*GIVEN REQUEST*: Find the word "heading" in the data. Return every line where it appears.

--- START OF RECORDS SUPPLIED ---

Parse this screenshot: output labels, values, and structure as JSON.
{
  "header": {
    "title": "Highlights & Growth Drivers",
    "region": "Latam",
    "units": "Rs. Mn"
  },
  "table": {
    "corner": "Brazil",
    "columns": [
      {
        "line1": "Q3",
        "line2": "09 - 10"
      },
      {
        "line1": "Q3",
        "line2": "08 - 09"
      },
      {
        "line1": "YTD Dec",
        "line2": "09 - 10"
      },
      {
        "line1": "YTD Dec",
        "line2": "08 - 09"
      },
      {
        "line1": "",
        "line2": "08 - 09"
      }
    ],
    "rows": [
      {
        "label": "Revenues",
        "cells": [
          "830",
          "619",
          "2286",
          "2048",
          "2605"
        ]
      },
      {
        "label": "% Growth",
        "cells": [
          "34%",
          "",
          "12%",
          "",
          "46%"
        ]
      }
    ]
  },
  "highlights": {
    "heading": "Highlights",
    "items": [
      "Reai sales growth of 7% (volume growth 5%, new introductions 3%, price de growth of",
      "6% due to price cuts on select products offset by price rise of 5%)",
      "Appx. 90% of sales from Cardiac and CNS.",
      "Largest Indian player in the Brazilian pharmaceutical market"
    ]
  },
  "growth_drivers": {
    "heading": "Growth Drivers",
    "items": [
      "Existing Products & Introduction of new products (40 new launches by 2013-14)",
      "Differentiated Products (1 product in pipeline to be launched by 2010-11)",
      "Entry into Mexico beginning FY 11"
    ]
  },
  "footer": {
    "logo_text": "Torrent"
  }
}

--- END OF RECORDS SUPPLIED ---

*EXERCISE ANSWER*:
    "heading": "Highlights",
    "heading": "Growth Drivers",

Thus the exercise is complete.